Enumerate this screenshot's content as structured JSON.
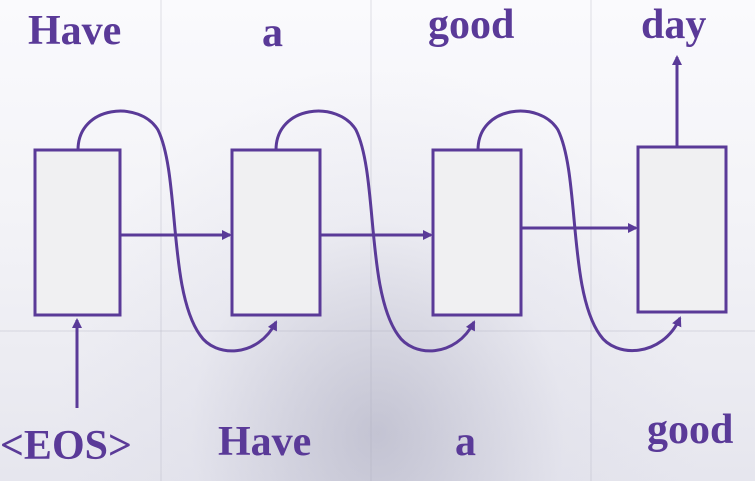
{
  "colors": {
    "accent": "#5a3a98",
    "cell_fill": "#f0f0f2"
  },
  "outputs": [
    "Have",
    "a",
    "good",
    "day"
  ],
  "inputs": [
    "<EOS>",
    "Have",
    "a",
    "good"
  ]
}
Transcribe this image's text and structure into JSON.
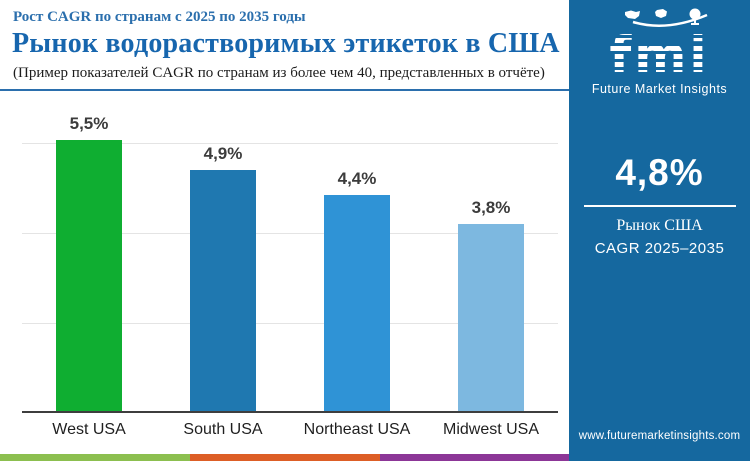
{
  "header": {
    "kicker": "Рост CAGR по странам с 2025 по 2035 годы",
    "title": "Рынок водорастворимых этикеток в США",
    "subtitle": "(Пример показателей CAGR по странам из более чем 40, представленных в отчёте)"
  },
  "chart_data": {
    "type": "bar",
    "categories": [
      "West USA",
      "South USA",
      "Northeast USA",
      "Midwest USA"
    ],
    "values": [
      5.5,
      4.9,
      4.4,
      3.8
    ],
    "value_labels": [
      "5,5%",
      "4,9%",
      "4,4%",
      "3,8%"
    ],
    "bar_colors": [
      "#0fae31",
      "#1f78b0",
      "#2f93d6",
      "#7db8e0"
    ],
    "title": "Рынок водорастворимых этикеток в США",
    "xlabel": "",
    "ylabel": "",
    "ylim": [
      0,
      6
    ],
    "grid": "3 horizontal gridlines, no y-axis tick labels",
    "legend": "none"
  },
  "sidebar": {
    "logo_text": "fmi",
    "logo_subtext": "Future Market Insights",
    "metric_value": "4,8%",
    "metric_label_line1": "Рынок США",
    "metric_label_line2": "CAGR 2025–2035",
    "website": "www.futuremarketinsights.com",
    "background_color": "#15689f"
  },
  "footer_strip": {
    "colors": [
      "#8cbf4f",
      "#dd5e26",
      "#8c3697"
    ]
  }
}
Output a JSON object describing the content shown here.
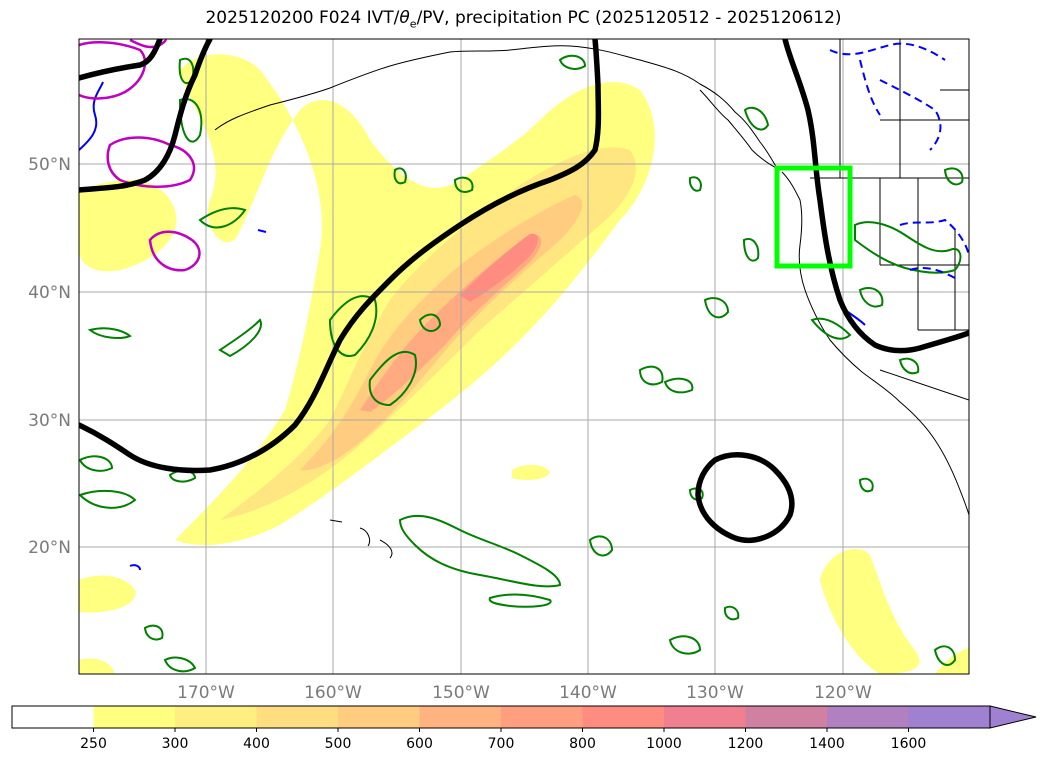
{
  "title": {
    "prefix": "2025120200 F024 IVT/",
    "theta": "θ",
    "theta_sub": "e",
    "suffix": "/PV, precipitation PC (2025120512 - 2025120612)"
  },
  "map": {
    "lat_labels": [
      "50°N",
      "40°N",
      "30°N",
      "20°N"
    ],
    "lon_labels": [
      "170°W",
      "160°W",
      "150°W",
      "140°W",
      "130°W",
      "120°W"
    ]
  },
  "colorbar": {
    "ticks": [
      "250",
      "300",
      "400",
      "500",
      "600",
      "700",
      "800",
      "1000",
      "1200",
      "1400",
      "1600"
    ],
    "colors": [
      "#ffffff",
      "#ffff80",
      "#ffee80",
      "#ffdd80",
      "#ffcc80",
      "#ffb380",
      "#ff9f80",
      "#ff8c80",
      "#f08090",
      "#d080a0",
      "#b080c0",
      "#a080d0",
      "#a080d0"
    ]
  },
  "colors": {
    "ivt_fill_1": "#ffff80",
    "ivt_fill_2": "#ffe680",
    "ivt_fill_3": "#ffcc80",
    "ivt_fill_4": "#ffaa80",
    "ivt_fill_5": "#ff8c80",
    "pv_contour": "#000000",
    "theta_e_green": "#008000",
    "theta_e_blue": "#0000ff",
    "theta_e_magenta": "#c000c0",
    "highlight_box": "#00ff00"
  }
}
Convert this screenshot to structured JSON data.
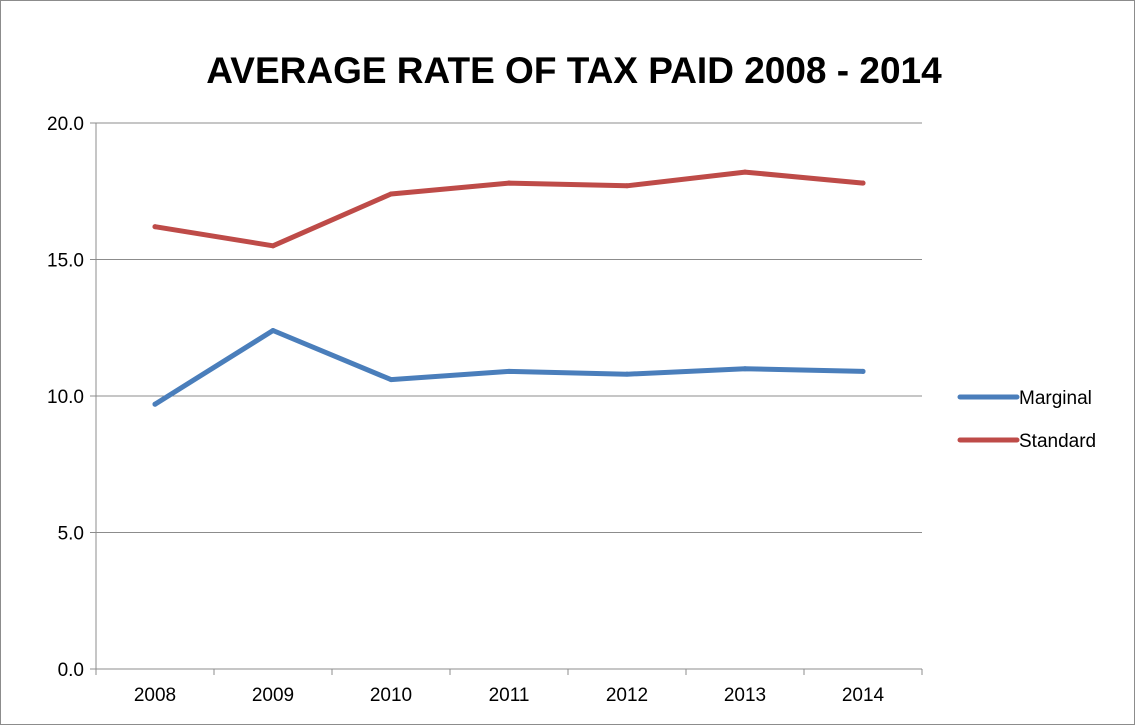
{
  "chart_data": {
    "type": "line",
    "title": "AVERAGE RATE OF TAX PAID 2008 - 2014",
    "xlabel": "",
    "ylabel": "",
    "categories": [
      "2008",
      "2009",
      "2010",
      "2011",
      "2012",
      "2013",
      "2014"
    ],
    "series": [
      {
        "name": "Marginal",
        "color": "#4a7ebb",
        "values": [
          9.7,
          12.4,
          10.6,
          10.9,
          10.8,
          11.0,
          10.9
        ]
      },
      {
        "name": "Standard",
        "color": "#be4b48",
        "values": [
          16.2,
          15.5,
          17.4,
          17.8,
          17.7,
          18.2,
          17.8
        ]
      }
    ],
    "ylim": [
      0,
      20
    ],
    "yticks": [
      "0.0",
      "5.0",
      "10.0",
      "15.0",
      "20.0"
    ],
    "grid": true,
    "legend_position": "right"
  },
  "colors": {
    "gridline": "#8c8c8c",
    "axis": "#8c8c8c"
  }
}
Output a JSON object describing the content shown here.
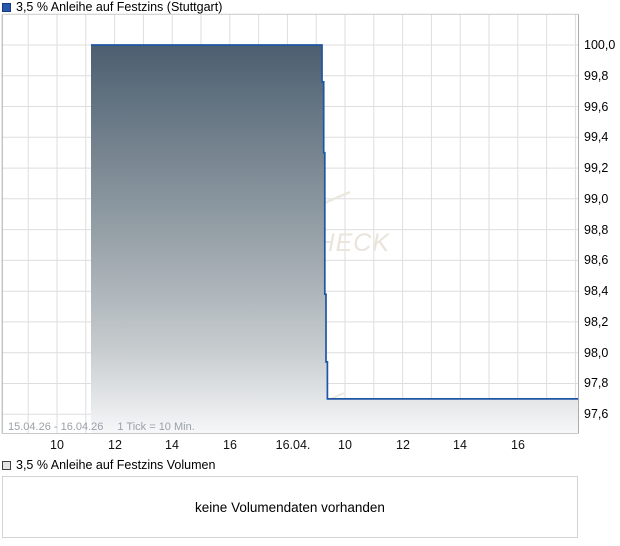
{
  "panel1": {
    "legend_label": "3,5 % Anleihe auf Festzins (Stuttgart)",
    "footer_range": "15.04.26 - 16.04.26",
    "footer_tick": "1 Tick = 10 Min.",
    "watermark": "CHARTCHECK"
  },
  "panel2": {
    "legend_label": "3,5 % Anleihe auf Festzins Volumen",
    "message": "keine Volumendaten vorhanden"
  },
  "colors": {
    "line": "#1f55a5",
    "legend_square": "#2957ac",
    "gridline": "#dedede",
    "border": "#c2c2c2",
    "fill_top": "#4c5f70",
    "fill_mid": "#98a2a9",
    "fill_low": "#c6cbce",
    "fill_bottom": "#f6f7f8",
    "watermark": "#eae4db",
    "footer_text": "#9aa1a9"
  },
  "chart_data": {
    "type": "area",
    "title": "3,5 % Anleihe auf Festzins (Stuttgart)",
    "period": "15.04.26 - 16.04.26",
    "tick_interval": "1 Tick = 10 Min.",
    "t_unit": "hours since 15.04.26 08:00",
    "ylim": [
      97.5,
      100.2
    ],
    "y_step": 0.2,
    "grid": true,
    "y_ticks": [
      "100,0",
      "99,8",
      "99,6",
      "99,4",
      "99,2",
      "99,0",
      "98,8",
      "98,6",
      "98,4",
      "98,2",
      "98,0",
      "97,8",
      "97,6"
    ],
    "y_tick_values": [
      100.0,
      99.8,
      99.6,
      99.4,
      99.2,
      99.0,
      98.8,
      98.6,
      98.4,
      98.2,
      98.0,
      97.8,
      97.6
    ],
    "x_ticks": [
      {
        "label": "10",
        "t": 2
      },
      {
        "label": "12",
        "t": 4
      },
      {
        "label": "14",
        "t": 6
      },
      {
        "label": "16",
        "t": 8
      },
      {
        "label": "16.04.",
        "t": 10.2
      },
      {
        "label": "10",
        "t": 12
      },
      {
        "label": "12",
        "t": 14
      },
      {
        "label": "14",
        "t": 16
      },
      {
        "label": "16",
        "t": 18
      }
    ],
    "series": [
      {
        "name": "3,5 % Anleihe auf Festzins",
        "style": "step-area",
        "points": [
          {
            "t": 3.18,
            "v": 100.0
          },
          {
            "t": 11.2,
            "v": 99.76
          },
          {
            "t": 11.26,
            "v": 99.3
          },
          {
            "t": 11.3,
            "v": 98.38
          },
          {
            "t": 11.34,
            "v": 97.94
          },
          {
            "t": 11.39,
            "v": 97.7
          },
          {
            "t": 20.1,
            "v": 97.7
          }
        ]
      }
    ],
    "volume_message": "keine Volumendaten vorhanden"
  }
}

——————

**EXERCISE GOAL:**
Reply with nothing but the number of lines that contain the word "screenshot".

**TASK ANSWER:**
2